> _Problem_
Reproduction without pictures: print every entry precisely as written.

> _Data shown_
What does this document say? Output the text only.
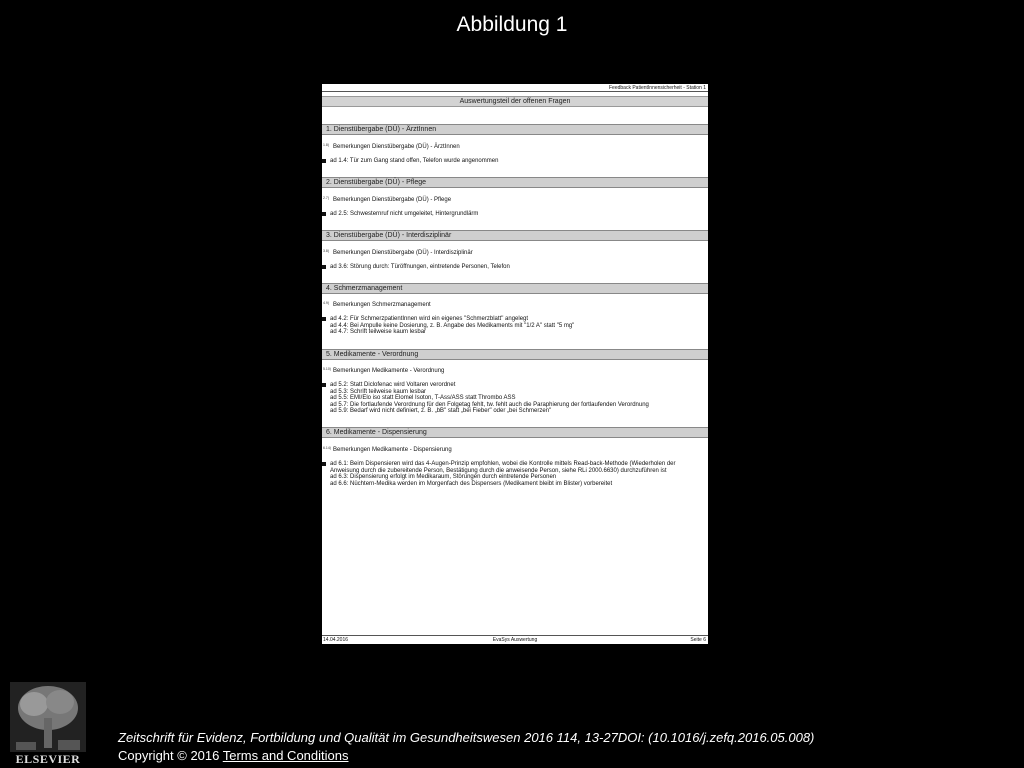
Abbildung 1
Feedback PatientInnensicherheit - Station 1
Auswertungsteil der offenen Fragen
1. Dienstübergabe (DÜ) - ÄrztInnen
1.8) Bemerkungen Dienstübergabe (DÜ) - ÄrztInnen
ad 1.4: Tür zum Gang stand offen, Telefon wurde angenommen
2. Dienstübergabe (DÜ) - Pflege
2.7) Bemerkungen Dienstübergabe (DÜ) - Pflege
ad 2.5: Schwesternruf nicht umgeleitet, Hintergrundlärm
3. Dienstübergabe (DÜ) - Interdisziplinär
3.8) Bemerkungen Dienstübergabe (DÜ) - Interdisziplinär
ad 3.6: Störung durch: Türöffnungen, eintretende Personen, Telefon
4. Schmerzmanagement
4.9) Bemerkungen Schmerzmanagement
ad 4.2: Für SchmerzpatientInnen wird ein eigenes "Schmerzblatt" angelegt
ad 4.4: Bei Ampulle keine Dosierung, z. B. Angabe des Medikaments mit "1/2 A" statt "5 mg"
ad 4.7: Schrift teilweise kaum lesbar
5. Medikamente - Verordnung
5.10) Bemerkungen Medikamente - Verordnung
ad 5.2: Statt Diclofenac wird Voltaren verordnet
ad 5.3: Schrift teilweise kaum lesbar
ad 5.5: EMI/Elo iso statt Elomel Isoton, T-Ass/ASS statt Thrombo ASS
ad 5.7: Die fortlaufende Verordnung für den Folgetag fehlt, tw. fehlt auch die Paraphierung der fortlaufenden Verordnung
ad 5.9: Bedarf wird nicht definiert, z. B. „bB" statt „bei Fieber" oder „bei Schmerzen"
6. Medikamente - Dispensierung
6.14) Bemerkungen Medikamente - Dispensierung
ad 6.1: Beim Dispensieren wird das 4-Augen-Prinzip empfohlen, wobei die Kontrolle mittels Read-back-Methode (Wiederholen der
Anweisung durch die zubereitende Person, Bestätigung durch die anweisende Person, siehe RLi 2000.6630) durchzuführen ist
ad 6.3: Dispensierung erfolgt im Medikaraum, Störungen durch eintretende Personen
ad 6.6: Nüchtern-Medika werden im Morgenfach des Dispensers (Medikament bleibt im Blister) vorbereitet
14.04.2016	EvaSys Auswertung	Seite 6
ELSEVIER
Zeitschrift für Evidenz, Fortbildung und Qualität im Gesundheitswesen 2016 114, 13-27DOI: (10.1016/j.zefq.2016.05.008)
Copyright © 2016 Terms and Conditions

> _Written reply_
What does this document say? Output the text only.
Abbildung 1
Feedback PatientInnensicherheit - Station 1
Auswertungsteil der offenen Fragen
1. Dienstübergabe (DÜ) - ÄrztInnen
1.8) Bemerkungen Dienstübergabe (DÜ) - ÄrztInnen
ad 1.4: Tür zum Gang stand offen, Telefon wurde angenommen
2. Dienstübergabe (DÜ) - Pflege
2.7) Bemerkungen Dienstübergabe (DÜ) - Pflege
ad 2.5: Schwesternruf nicht umgeleitet, Hintergrundlärm
3. Dienstübergabe (DÜ) - Interdisziplinär
3.8) Bemerkungen Dienstübergabe (DÜ) - Interdisziplinär
ad 3.6: Störung durch: Türöffnungen, eintretende Personen, Telefon
4. Schmerzmanagement
4.9) Bemerkungen Schmerzmanagement
ad 4.2: Für SchmerzpatientInnen wird ein eigenes "Schmerzblatt" angelegt
ad 4.4: Bei Ampulle keine Dosierung, z. B. Angabe des Medikaments mit "1/2 A" statt "5 mg"
ad 4.7: Schrift teilweise kaum lesbar
5. Medikamente - Verordnung
5.10) Bemerkungen Medikamente - Verordnung
ad 5.2: Statt Diclofenac wird Voltaren verordnet
ad 5.3: Schrift teilweise kaum lesbar
ad 5.5: EMI/Elo iso statt Elomel Isoton, T-Ass/ASS statt Thrombo ASS
ad 5.7: Die fortlaufende Verordnung für den Folgetag fehlt, tw. fehlt auch die Paraphierung der fortlaufenden Verordnung
ad 5.9: Bedarf wird nicht definiert, z. B. „bB" statt „bei Fieber" oder „bei Schmerzen"
6. Medikamente - Dispensierung
6.14) Bemerkungen Medikamente - Dispensierung
ad 6.1: Beim Dispensieren wird das 4-Augen-Prinzip empfohlen, wobei die Kontrolle mittels Read-back-Methode (Wiederholen der
Anweisung durch die zubereitende Person, Bestätigung durch die anweisende Person, siehe RLi 2000.6630) durchzuführen ist
ad 6.3: Dispensierung erfolgt im Medikaraum, Störungen durch eintretende Personen
ad 6.6: Nüchtern-Medika werden im Morgenfach des Dispensers (Medikament bleibt im Blister) vorbereitet
14.04.2016	EvaSys Auswertung	Seite 6
ELSEVIER
Zeitschrift für Evidenz, Fortbildung und Qualität im Gesundheitswesen 2016 114, 13-27DOI: (10.1016/j.zefq.2016.05.008)
Copyright © 2016 Terms and Conditions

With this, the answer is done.